*** Opening Exercise input ***

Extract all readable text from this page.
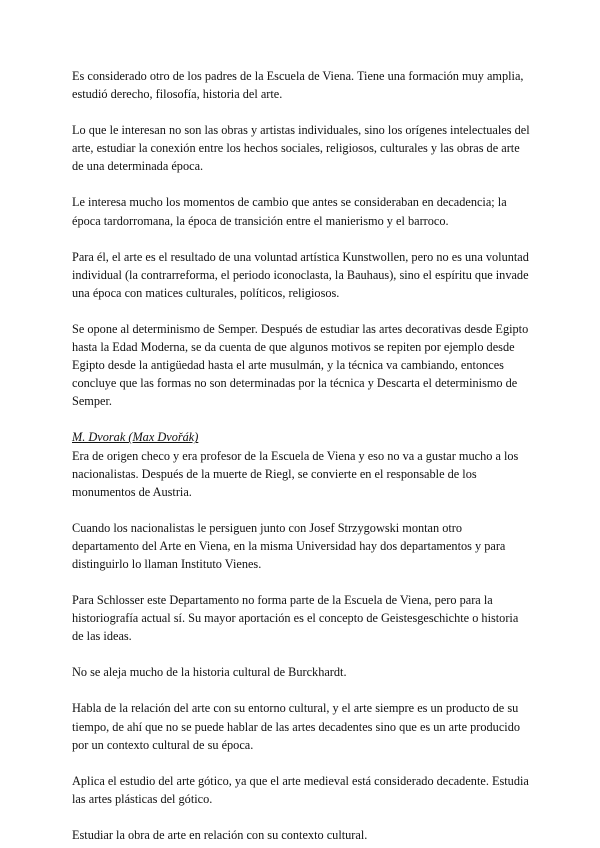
Es considerado otro de los padres de la Escuela de Viena. Tiene una formación muy amplia, estudió derecho, filosofía, historia del arte.

Lo que le interesan no son las obras y artistas individuales, sino los orígenes intelectuales del arte, estudiar la conexión entre los hechos sociales, religiosos, culturales y las obras de arte de una determinada época.

Le interesa mucho los momentos de cambio que antes se consideraban en decadencia; la época tardorromana, la época de transición entre el manierismo y el barroco.

Para él, el arte es el resultado de una voluntad artística Kunstwollen, pero no es una voluntad individual (la contrarreforma, el periodo iconoclasta, la Bauhaus), sino el espíritu que invade una época con matices culturales, políticos, religiosos.

Se opone al determinismo de Semper. Después de estudiar las artes decorativas desde Egipto hasta la Edad Moderna, se da cuenta de que algunos motivos se repiten por ejemplo desde Egipto desde la antigüedad hasta el arte musulmán, y la técnica va cambiando, entonces concluye que las formas no son determinadas por la técnica y Descarta el determinismo de Semper.

M. Dvorak (Max Dvořák)

Era de origen checo y era profesor de la Escuela de Viena y eso no va a gustar mucho a los nacionalistas. Después de la muerte de Riegl, se convierte en el responsable de los monumentos de Austria.

Cuando los nacionalistas le persiguen junto con Josef Strzygowski montan otro departamento del Arte en Viena, en la misma Universidad hay dos departamentos y para distinguirlo lo llaman Instituto Vienes.

Para Schlosser este Departamento no forma parte de la Escuela de Viena, pero para la historiografía actual sí. Su mayor aportación es el concepto de Geistesgeschichte o historia de las ideas.

No se aleja mucho de la historia cultural de Burckhardt.

Habla de la relación del arte con su entorno cultural, y el arte siempre es un producto de su tiempo, de ahí que no se puede hablar de las artes decadentes sino que es un arte producido por un contexto cultural de su época.

Aplica el estudio del arte gótico, ya que el arte medieval está considerado decadente. Estudia las artes plásticas del gótico.

Estudiar la obra de arte en relación con su contexto cultural.
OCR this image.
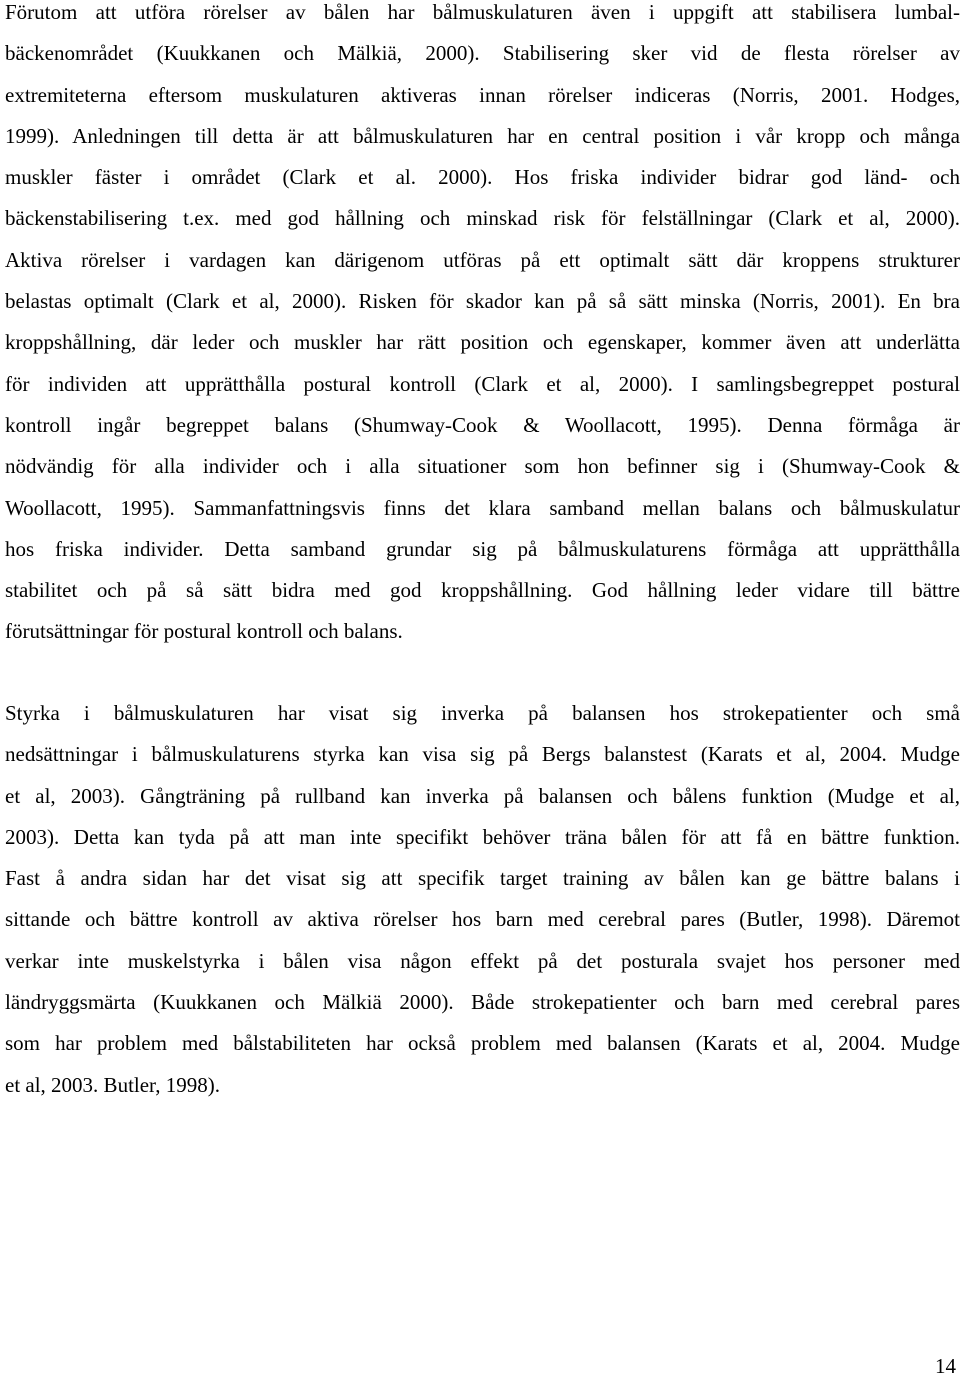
Förutom att utföra rörelser av bålen har bålmuskulaturen även i uppgift att stabilisera lumbal-
bäckenområdet (Kuukkanen och Mälkiä, 2000). Stabilisering sker vid de flesta rörelser av
extremiteterna eftersom muskulaturen aktiveras innan rörelser indiceras (Norris, 2001. Hodges,
1999). Anledningen till detta är att bålmuskulaturen har en central position i vår kropp och många
muskler fäster i området (Clark et al. 2000). Hos friska individer bidrar god länd- och
bäckenstabilisering t.ex. med god hållning och minskad risk för felställningar (Clark et al, 2000).
Aktiva rörelser i vardagen kan därigenom utföras på ett optimalt sätt där kroppens strukturer
belastas optimalt (Clark et al, 2000). Risken för skador kan på så sätt minska (Norris, 2001). En bra
kroppshållning, där leder och muskler har rätt position och egenskaper, kommer även att underlätta
för individen att upprätthålla postural kontroll (Clark et al, 2000). I samlingsbegreppet postural
kontroll ingår begreppet balans (Shumway-Cook & Woollacott, 1995). Denna förmåga är
nödvändig för alla individer och i alla situationer som hon befinner sig i (Shumway-Cook &
Woollacott, 1995). Sammanfattningsvis finns det klara samband mellan balans och bålmuskulatur
hos friska individer. Detta samband grundar sig på bålmuskulaturens förmåga att upprätthålla
stabilitet och på så sätt bidra med god kroppshållning. God hållning leder vidare till bättre
förutsättningar för postural kontroll och balans.
Styrka i bålmuskulaturen har visat sig inverka på balansen hos strokepatienter och små
nedsättningar i bålmuskulaturens styrka kan visa sig på Bergs balanstest (Karats et al, 2004. Mudge
et al, 2003). Gångträning på rullband kan inverka på balansen och bålens funktion (Mudge et al,
2003). Detta kan tyda på att man inte specifikt behöver träna bålen för att få en bättre funktion.
Fast å andra sidan har det visat sig att specifik target training av bålen kan ge bättre balans i
sittande och bättre kontroll av aktiva rörelser hos barn med cerebral pares (Butler, 1998). Däremot
verkar inte muskelstyrka i bålen visa någon effekt på det posturala svajet hos personer med
ländryggsmärta (Kuukkanen och Mälkiä 2000). Både strokepatienter och barn med cerebral pares
som har problem med bålstabiliteten har också problem med balansen (Karats et al, 2004. Mudge
et al, 2003. Butler, 1998).
14
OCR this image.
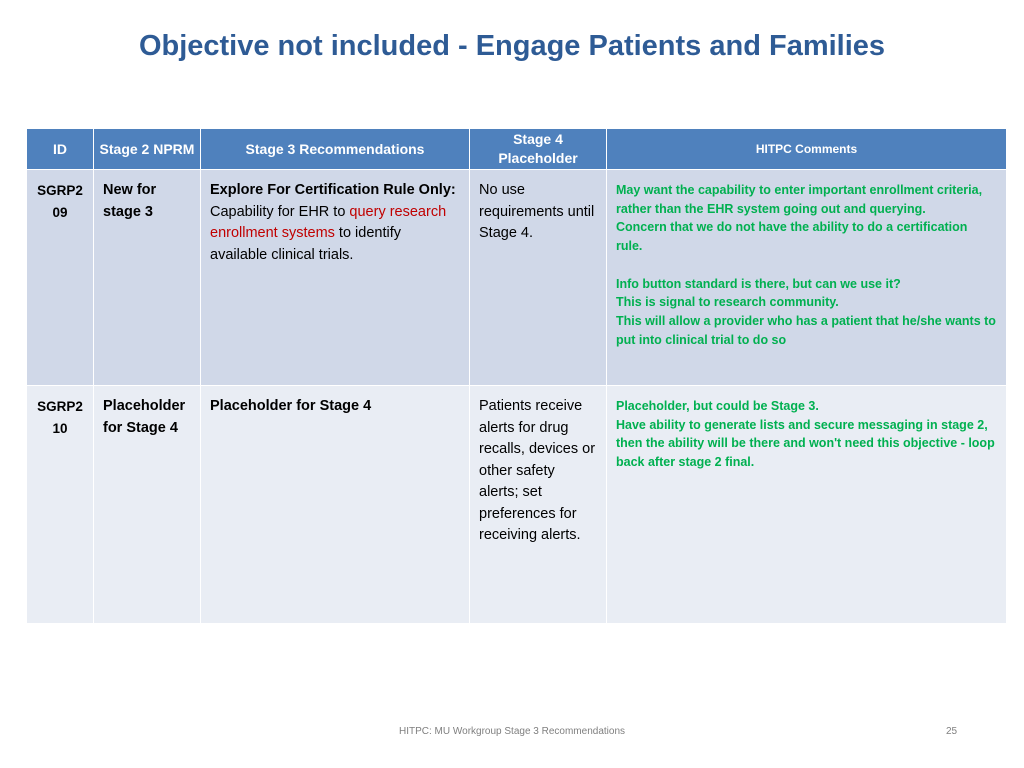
Objective not included - Engage Patients and Families
ID	Stage 2 NPRM	Stage 3 Recommendations	Stage 4 Placeholder	HITPC Comments
SGRP2 09	New for stage 3	Explore For Certification Rule Only: Capability for EHR to query research enrollment systems to identify available clinical trials.	No use requirements until Stage 4.	May want the capability to enter important enrollment criteria, rather than the EHR system going out and querying.
Concern that we do not have the ability to do a certification rule.
Info button standard is there, but can we use it?
This is signal to research community.
This will allow a provider who has a patient that he/she wants to put into clinical trial to do so

SGRP2 10	Placeholder for Stage 4	Placeholder for Stage 4	Patients receive alerts for drug recalls, devices or other safety alerts; set preferences for receiving alerts.	Placeholder, but could be Stage 3.
Have ability to generate lists and secure messaging in stage 2, then the ability will be there and won't need this objective - loop back after stage 2 final.
HITPC: MU Workgroup Stage 3 Recommendations	25
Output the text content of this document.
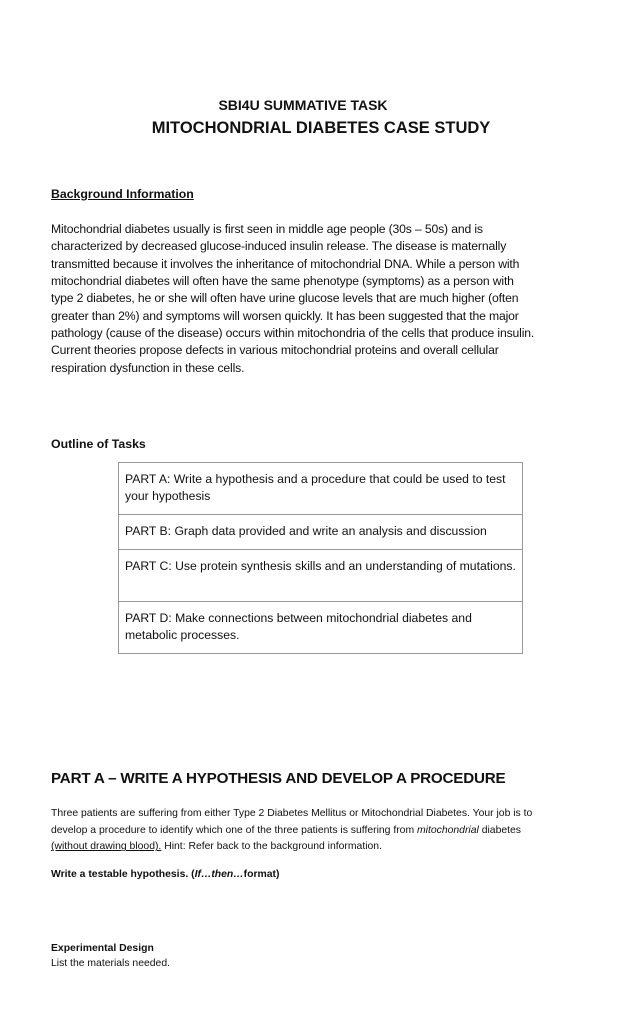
SBI4U SUMMATIVE TASK
MITOCHONDRIAL DIABETES CASE STUDY
Background Information
Mitochondrial diabetes usually is first seen in middle age people (30s – 50s) and is
characterized by decreased glucose-induced insulin release. The disease is maternally
transmitted because it involves the inheritance of mitochondrial DNA. While a person with
mitochondrial diabetes will often have the same phenotype (symptoms) as a person with
type 2 diabetes, he or she will often have urine glucose levels that are much higher (often
greater than 2%) and symptoms will worsen quickly. It has been suggested that the major
pathology (cause of the disease) occurs within mitochondria of the cells that produce insulin.
Current theories propose defects in various mitochondrial proteins and overall cellular
respiration dysfunction in these cells.
Outline of Tasks
PART A: Write a hypothesis and a procedure that could be used to test your hypothesis
PART B: Graph data provided and write an analysis and discussion
PART C: Use protein synthesis skills and an understanding of mutations.
PART D: Make connections between mitochondrial diabetes and metabolic processes.
PART A – WRITE A HYPOTHESIS AND DEVELOP A PROCEDURE
Three patients are suffering from either Type 2 Diabetes Mellitus or Mitochondrial Diabetes. Your job is to
develop a procedure to identify which one of the three patients is suffering from mitochondrial diabetes
(without drawing blood). Hint: Refer back to the background information.
Write a testable hypothesis. (If…then…format)
Experimental Design
List the materials needed.
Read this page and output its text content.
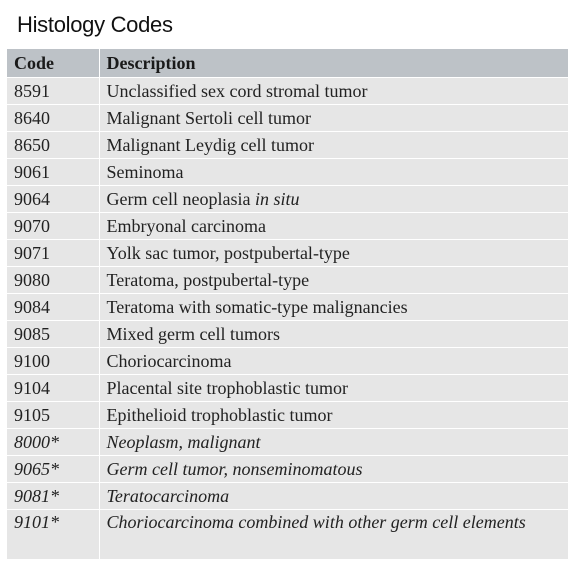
Histology Codes
Code	Description
8591	Unclassified sex cord stromal tumor
8640	Malignant Sertoli cell tumor
8650	Malignant Leydig cell tumor
9061	Seminoma
9064	Germ cell neoplasia in situ
9070	Embryonal carcinoma
9071	Yolk sac tumor, postpubertal-type
9080	Teratoma, postpubertal-type
9084	Teratoma with somatic-type malignancies
9085	Mixed germ cell tumors
9100	Choriocarcinoma
9104	Placental site trophoblastic tumor
9105	Epithelioid trophoblastic tumor
8000*	Neoplasm, malignant
9065*	Germ cell tumor, nonseminomatous
9081*	Teratocarcinoma
9101*	Choriocarcinoma combined with other germ cell elements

*** Closing Exercise input ***

- _Problem details_
Copy every record exactly, without the pictures.

- _Result_
Extract all readable text from this page.
Es considerado otro de los padres de la Escuela de Viena. Tiene una formación muy amplia, estudió derecho, filosofía, historia del arte.

Lo que le interesan no son las obras y artistas individuales, sino los orígenes intelectuales del arte, estudiar la conexión entre los hechos sociales, religiosos, culturales y las obras de arte de una determinada época.

Le interesa mucho los momentos de cambio que antes se consideraban en decadencia; la época tardorromana, la época de transición entre el manierismo y el barroco.

Para él, el arte es el resultado de una voluntad artística Kunstwollen, pero no es una voluntad individual (la contrarreforma, el periodo iconoclasta, la Bauhaus), sino el espíritu que invade una época con matices culturales, políticos, religiosos.

Se opone al determinismo de Semper. Después de estudiar las artes decorativas desde Egipto hasta la Edad Moderna, se da cuenta de que algunos motivos se repiten por ejemplo desde Egipto desde la antigüedad hasta el arte musulmán, y la técnica va cambiando, entonces concluye que las formas no son determinadas por la técnica y Descarta el determinismo de Semper.

M. Dvorak (Max Dvořák)

Era de origen checo y era profesor de la Escuela de Viena y eso no va a gustar mucho a los nacionalistas. Después de la muerte de Riegl, se convierte en el responsable de los monumentos de Austria.

Cuando los nacionalistas le persiguen junto con Josef Strzygowski montan otro departamento del Arte en Viena, en la misma Universidad hay dos departamentos y para distinguirlo lo llaman Instituto Vienes.

Para Schlosser este Departamento no forma parte de la Escuela de Viena, pero para la historiografía actual sí. Su mayor aportación es el concepto de Geistesgeschichte o historia de las ideas.

No se aleja mucho de la historia cultural de Burckhardt.

Habla de la relación del arte con su entorno cultural, y el arte siempre es un producto de su tiempo, de ahí que no se puede hablar de las artes decadentes sino que es un arte producido por un contexto cultural de su época.

Aplica el estudio del arte gótico, ya que el arte medieval está considerado decadente. Estudia las artes plásticas del gótico.

Estudiar la obra de arte en relación con su contexto cultural.
OCR this image.
Förutom att utföra rörelser av bålen har bålmuskulaturen även i uppgift att stabilisera lumbal-
bäckenområdet (Kuukkanen och Mälkiä, 2000). Stabilisering sker vid de flesta rörelser av
extremiteterna eftersom muskulaturen aktiveras innan rörelser indiceras (Norris, 2001. Hodges,
1999). Anledningen till detta är att bålmuskulaturen har en central position i vår kropp och många
muskler fäster i området (Clark et al. 2000). Hos friska individer bidrar god länd- och
bäckenstabilisering t.ex. med god hållning och minskad risk för felställningar (Clark et al, 2000).
Aktiva rörelser i vardagen kan därigenom utföras på ett optimalt sätt där kroppens strukturer
belastas optimalt (Clark et al, 2000). Risken för skador kan på så sätt minska (Norris, 2001). En bra
kroppshållning, där leder och muskler har rätt position och egenskaper, kommer även att underlätta
för individen att upprätthålla postural kontroll (Clark et al, 2000). I samlingsbegreppet postural
kontroll ingår begreppet balans (Shumway-Cook & Woollacott, 1995). Denna förmåga är
nödvändig för alla individer och i alla situationer som hon befinner sig i (Shumway-Cook &
Woollacott, 1995). Sammanfattningsvis finns det klara samband mellan balans och bålmuskulatur
hos friska individer. Detta samband grundar sig på bålmuskulaturens förmåga att upprätthålla
stabilitet och på så sätt bidra med god kroppshållning. God hållning leder vidare till bättre
förutsättningar för postural kontroll och balans.
Styrka i bålmuskulaturen har visat sig inverka på balansen hos strokepatienter och små
nedsättningar i bålmuskulaturens styrka kan visa sig på Bergs balanstest (Karats et al, 2004. Mudge
et al, 2003). Gångträning på rullband kan inverka på balansen och bålens funktion (Mudge et al,
2003). Detta kan tyda på att man inte specifikt behöver träna bålen för att få en bättre funktion.
Fast å andra sidan har det visat sig att specifik target training av bålen kan ge bättre balans i
sittande och bättre kontroll av aktiva rörelser hos barn med cerebral pares (Butler, 1998). Däremot
verkar inte muskelstyrka i bålen visa någon effekt på det posturala svajet hos personer med
ländryggsmärta (Kuukkanen och Mälkiä 2000). Både strokepatienter och barn med cerebral pares
som har problem med bålstabiliteten har också problem med balansen (Karats et al, 2004. Mudge
et al, 2003. Butler, 1998).
14
OCR this image.
Objective not included - Engage Patients and Families
ID	Stage 2 NPRM	Stage 3 Recommendations	Stage 4 Placeholder	HITPC Comments
SGRP2 09	New for stage 3	Explore For Certification Rule Only: Capability for EHR to query research enrollment systems to identify available clinical trials.	No use requirements until Stage 4.	May want the capability to enter important enrollment criteria, rather than the EHR system going out and querying.
Concern that we do not have the ability to do a certification rule.
Info button standard is there, but can we use it?
This is signal to research community.
This will allow a provider who has a patient that he/she wants to put into clinical trial to do so

SGRP2 10	Placeholder for Stage 4	Placeholder for Stage 4	Patients receive alerts for drug recalls, devices or other safety alerts; set preferences for receiving alerts.	Placeholder, but could be Stage 3.
Have ability to generate lists and secure messaging in stage 2, then the ability will be there and won't need this objective - loop back after stage 2 final.
HITPC: MU Workgroup Stage 3 Recommendations	25
Output the text content of this document.
SBI4U SUMMATIVE TASK
MITOCHONDRIAL DIABETES CASE STUDY
Background Information
Mitochondrial diabetes usually is first seen in middle age people (30s – 50s) and is
characterized by decreased glucose-induced insulin release. The disease is maternally
transmitted because it involves the inheritance of mitochondrial DNA. While a person with
mitochondrial diabetes will often have the same phenotype (symptoms) as a person with
type 2 diabetes, he or she will often have urine glucose levels that are much higher (often
greater than 2%) and symptoms will worsen quickly. It has been suggested that the major
pathology (cause of the disease) occurs within mitochondria of the cells that produce insulin.
Current theories propose defects in various mitochondrial proteins and overall cellular
respiration dysfunction in these cells.
Outline of Tasks
PART A: Write a hypothesis and a procedure that could be used to test your hypothesis
PART B: Graph data provided and write an analysis and discussion
PART C: Use protein synthesis skills and an understanding of mutations.
PART D: Make connections between mitochondrial diabetes and metabolic processes.
PART A – WRITE A HYPOTHESIS AND DEVELOP A PROCEDURE
Three patients are suffering from either Type 2 Diabetes Mellitus or Mitochondrial Diabetes. Your job is to
develop a procedure to identify which one of the three patients is suffering from mitochondrial diabetes
(without drawing blood). Hint: Refer back to the background information.
Write a testable hypothesis. (If…then…format)
Experimental Design
List the materials needed.
Read this page and output its text content.
Histology Codes
Code	Description
8591	Unclassified sex cord stromal tumor
8640	Malignant Sertoli cell tumor
8650	Malignant Leydig cell tumor
9061	Seminoma
9064	Germ cell neoplasia in situ
9070	Embryonal carcinoma
9071	Yolk sac tumor, postpubertal-type
9080	Teratoma, postpubertal-type
9084	Teratoma with somatic-type malignancies
9085	Mixed germ cell tumors
9100	Choriocarcinoma
9104	Placental site trophoblastic tumor
9105	Epithelioid trophoblastic tumor
8000*	Neoplasm, malignant
9065*	Germ cell tumor, nonseminomatous
9081*	Teratocarcinoma
9101*	Choriocarcinoma combined with other germ cell elements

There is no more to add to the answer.